_DIRECTIONS_. Extract the listing in its entirety, keeping each line identical to the original.

--- BEGIN DATA RECORDS ---

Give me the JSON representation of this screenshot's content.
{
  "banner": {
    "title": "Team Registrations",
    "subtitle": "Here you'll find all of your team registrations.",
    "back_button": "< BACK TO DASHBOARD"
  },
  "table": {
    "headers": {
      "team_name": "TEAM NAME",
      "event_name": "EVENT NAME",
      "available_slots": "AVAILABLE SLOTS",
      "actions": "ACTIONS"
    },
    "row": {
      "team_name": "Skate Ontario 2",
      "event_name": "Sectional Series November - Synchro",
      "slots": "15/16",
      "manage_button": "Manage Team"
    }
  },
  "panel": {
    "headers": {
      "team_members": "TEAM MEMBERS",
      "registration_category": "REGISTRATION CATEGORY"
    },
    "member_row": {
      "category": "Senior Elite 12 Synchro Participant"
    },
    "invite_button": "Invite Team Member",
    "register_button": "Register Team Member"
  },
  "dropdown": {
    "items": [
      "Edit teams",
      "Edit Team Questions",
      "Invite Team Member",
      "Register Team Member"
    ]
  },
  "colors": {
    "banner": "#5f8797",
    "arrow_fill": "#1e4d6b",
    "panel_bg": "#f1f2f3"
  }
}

--- END DATA RECORDS ---

_THE REPLY_.
Give me the JSON representation of this screenshot's content.
{
  "banner": {
    "title": "Team Registrations",
    "subtitle": "Here you'll find all of your team registrations.",
    "back_button": "< BACK TO DASHBOARD"
  },
  "table": {
    "headers": {
      "team_name": "TEAM NAME",
      "event_name": "EVENT NAME",
      "available_slots": "AVAILABLE SLOTS",
      "actions": "ACTIONS"
    },
    "row": {
      "team_name": "Skate Ontario 2",
      "event_name": "Sectional Series November - Synchro",
      "slots": "15/16",
      "manage_button": "Manage Team"
    }
  },
  "panel": {
    "headers": {
      "team_members": "TEAM MEMBERS",
      "registration_category": "REGISTRATION CATEGORY"
    },
    "member_row": {
      "category": "Senior Elite 12 Synchro Participant"
    },
    "invite_button": "Invite Team Member",
    "register_button": "Register Team Member"
  },
  "dropdown": {
    "items": [
      "Edit teams",
      "Edit Team Questions",
      "Invite Team Member",
      "Register Team Member"
    ]
  },
  "colors": {
    "banner": "#5f8797",
    "arrow_fill": "#1e4d6b",
    "panel_bg": "#f1f2f3"
  }
}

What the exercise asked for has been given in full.